→ **THE EXERCISE**
Below is a set of records. Repeat all of them exactly.

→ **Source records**
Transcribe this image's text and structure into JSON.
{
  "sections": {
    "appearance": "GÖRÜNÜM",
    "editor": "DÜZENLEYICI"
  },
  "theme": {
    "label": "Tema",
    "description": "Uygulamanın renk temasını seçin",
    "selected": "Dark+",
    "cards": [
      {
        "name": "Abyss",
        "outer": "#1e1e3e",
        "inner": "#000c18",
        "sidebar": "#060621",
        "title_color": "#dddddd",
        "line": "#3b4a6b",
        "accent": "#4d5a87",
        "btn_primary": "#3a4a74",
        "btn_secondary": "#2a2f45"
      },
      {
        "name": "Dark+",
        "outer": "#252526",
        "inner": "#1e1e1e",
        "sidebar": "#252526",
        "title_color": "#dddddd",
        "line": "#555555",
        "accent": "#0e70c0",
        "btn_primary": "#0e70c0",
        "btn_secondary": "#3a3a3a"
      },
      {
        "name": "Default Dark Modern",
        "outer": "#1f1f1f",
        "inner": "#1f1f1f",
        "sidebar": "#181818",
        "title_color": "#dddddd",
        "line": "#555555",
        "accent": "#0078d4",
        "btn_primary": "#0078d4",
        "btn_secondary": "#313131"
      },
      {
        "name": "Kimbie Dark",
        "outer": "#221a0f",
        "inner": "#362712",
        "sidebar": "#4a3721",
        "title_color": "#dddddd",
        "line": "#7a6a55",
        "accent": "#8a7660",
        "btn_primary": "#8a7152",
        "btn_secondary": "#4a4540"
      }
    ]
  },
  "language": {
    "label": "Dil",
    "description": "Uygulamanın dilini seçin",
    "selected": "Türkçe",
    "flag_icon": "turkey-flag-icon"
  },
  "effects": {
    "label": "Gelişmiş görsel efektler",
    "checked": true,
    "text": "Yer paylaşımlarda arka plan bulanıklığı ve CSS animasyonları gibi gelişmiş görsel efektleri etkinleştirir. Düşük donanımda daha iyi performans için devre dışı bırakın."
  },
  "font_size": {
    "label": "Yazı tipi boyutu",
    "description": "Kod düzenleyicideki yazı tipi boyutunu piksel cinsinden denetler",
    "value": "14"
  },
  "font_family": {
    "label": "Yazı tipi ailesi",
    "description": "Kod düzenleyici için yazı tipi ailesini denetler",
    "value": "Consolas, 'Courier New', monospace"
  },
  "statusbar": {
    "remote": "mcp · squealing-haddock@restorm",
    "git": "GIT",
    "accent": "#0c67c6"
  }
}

→ **TASK OUTPUT**
Transcribe this image's text and structure into JSON.
{
  "sections": {
    "appearance": "GÖRÜNÜM",
    "editor": "DÜZENLEYICI"
  },
  "theme": {
    "label": "Tema",
    "description": "Uygulamanın renk temasını seçin",
    "selected": "Dark+",
    "cards": [
      {
        "name": "Abyss",
        "outer": "#1e1e3e",
        "inner": "#000c18",
        "sidebar": "#060621",
        "title_color": "#dddddd",
        "line": "#3b4a6b",
        "accent": "#4d5a87",
        "btn_primary": "#3a4a74",
        "btn_secondary": "#2a2f45"
      },
      {
        "name": "Dark+",
        "outer": "#252526",
        "inner": "#1e1e1e",
        "sidebar": "#252526",
        "title_color": "#dddddd",
        "line": "#555555",
        "accent": "#0e70c0",
        "btn_primary": "#0e70c0",
        "btn_secondary": "#3a3a3a"
      },
      {
        "name": "Default Dark Modern",
        "outer": "#1f1f1f",
        "inner": "#1f1f1f",
        "sidebar": "#181818",
        "title_color": "#dddddd",
        "line": "#555555",
        "accent": "#0078d4",
        "btn_primary": "#0078d4",
        "btn_secondary": "#313131"
      },
      {
        "name": "Kimbie Dark",
        "outer": "#221a0f",
        "inner": "#362712",
        "sidebar": "#4a3721",
        "title_color": "#dddddd",
        "line": "#7a6a55",
        "accent": "#8a7660",
        "btn_primary": "#8a7152",
        "btn_secondary": "#4a4540"
      }
    ]
  },
  "language": {
    "label": "Dil",
    "description": "Uygulamanın dilini seçin",
    "selected": "Türkçe",
    "flag_icon": "turkey-flag-icon"
  },
  "effects": {
    "label": "Gelişmiş görsel efektler",
    "checked": true,
    "text": "Yer paylaşımlarda arka plan bulanıklığı ve CSS animasyonları gibi gelişmiş görsel efektleri etkinleştirir. Düşük donanımda daha iyi performans için devre dışı bırakın."
  },
  "font_size": {
    "label": "Yazı tipi boyutu",
    "description": "Kod düzenleyicideki yazı tipi boyutunu piksel cinsinden denetler",
    "value": "14"
  },
  "font_family": {
    "label": "Yazı tipi ailesi",
    "description": "Kod düzenleyici için yazı tipi ailesini denetler",
    "value": "Consolas, 'Courier New', monospace"
  },
  "statusbar": {
    "remote": "mcp · squealing-haddock@restorm",
    "git": "GIT",
    "accent": "#0c67c6"
  }
}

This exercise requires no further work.